→ Stored data

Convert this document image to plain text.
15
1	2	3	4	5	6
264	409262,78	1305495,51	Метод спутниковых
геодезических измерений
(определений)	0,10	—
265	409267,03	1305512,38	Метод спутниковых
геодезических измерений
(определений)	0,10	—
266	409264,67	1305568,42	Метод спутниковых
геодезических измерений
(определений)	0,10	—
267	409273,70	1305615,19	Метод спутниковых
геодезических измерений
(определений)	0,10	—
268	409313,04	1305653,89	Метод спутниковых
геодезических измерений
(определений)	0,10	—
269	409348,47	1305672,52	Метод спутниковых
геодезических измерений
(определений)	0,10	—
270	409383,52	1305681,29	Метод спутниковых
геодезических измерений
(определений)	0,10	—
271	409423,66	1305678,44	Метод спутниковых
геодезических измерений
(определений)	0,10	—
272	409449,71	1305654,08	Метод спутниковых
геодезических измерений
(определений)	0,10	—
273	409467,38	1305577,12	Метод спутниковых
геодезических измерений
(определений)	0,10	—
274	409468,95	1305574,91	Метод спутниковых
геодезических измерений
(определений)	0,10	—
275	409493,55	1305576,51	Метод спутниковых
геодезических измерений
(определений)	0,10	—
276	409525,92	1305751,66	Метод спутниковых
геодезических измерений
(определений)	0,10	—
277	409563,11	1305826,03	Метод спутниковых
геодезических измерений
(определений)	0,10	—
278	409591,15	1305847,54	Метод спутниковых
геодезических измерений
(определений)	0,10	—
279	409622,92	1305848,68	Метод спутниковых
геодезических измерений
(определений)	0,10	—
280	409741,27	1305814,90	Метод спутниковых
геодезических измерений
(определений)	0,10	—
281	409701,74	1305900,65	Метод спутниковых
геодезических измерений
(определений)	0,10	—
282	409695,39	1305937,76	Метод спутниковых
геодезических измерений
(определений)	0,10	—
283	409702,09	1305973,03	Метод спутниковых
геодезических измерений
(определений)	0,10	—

→ Instructions to follow
Every record should be given again exactly.

→ Result below
Convert this document image to plain text.
15
1	2	3	4	5	6
264	409262,78	1305495,51	Метод спутниковых
геодезических измерений
(определений)	0,10	—
265	409267,03	1305512,38	Метод спутниковых
геодезических измерений
(определений)	0,10	—
266	409264,67	1305568,42	Метод спутниковых
геодезических измерений
(определений)	0,10	—
267	409273,70	1305615,19	Метод спутниковых
геодезических измерений
(определений)	0,10	—
268	409313,04	1305653,89	Метод спутниковых
геодезических измерений
(определений)	0,10	—
269	409348,47	1305672,52	Метод спутниковых
геодезических измерений
(определений)	0,10	—
270	409383,52	1305681,29	Метод спутниковых
геодезических измерений
(определений)	0,10	—
271	409423,66	1305678,44	Метод спутниковых
геодезических измерений
(определений)	0,10	—
272	409449,71	1305654,08	Метод спутниковых
геодезических измерений
(определений)	0,10	—
273	409467,38	1305577,12	Метод спутниковых
геодезических измерений
(определений)	0,10	—
274	409468,95	1305574,91	Метод спутниковых
геодезических измерений
(определений)	0,10	—
275	409493,55	1305576,51	Метод спутниковых
геодезических измерений
(определений)	0,10	—
276	409525,92	1305751,66	Метод спутниковых
геодезических измерений
(определений)	0,10	—
277	409563,11	1305826,03	Метод спутниковых
геодезических измерений
(определений)	0,10	—
278	409591,15	1305847,54	Метод спутниковых
геодезических измерений
(определений)	0,10	—
279	409622,92	1305848,68	Метод спутниковых
геодезических измерений
(определений)	0,10	—
280	409741,27	1305814,90	Метод спутниковых
геодезических измерений
(определений)	0,10	—
281	409701,74	1305900,65	Метод спутниковых
геодезических измерений
(определений)	0,10	—
282	409695,39	1305937,76	Метод спутниковых
геодезических измерений
(определений)	0,10	—
283	409702,09	1305973,03	Метод спутниковых
геодезических измерений
(определений)	0,10	—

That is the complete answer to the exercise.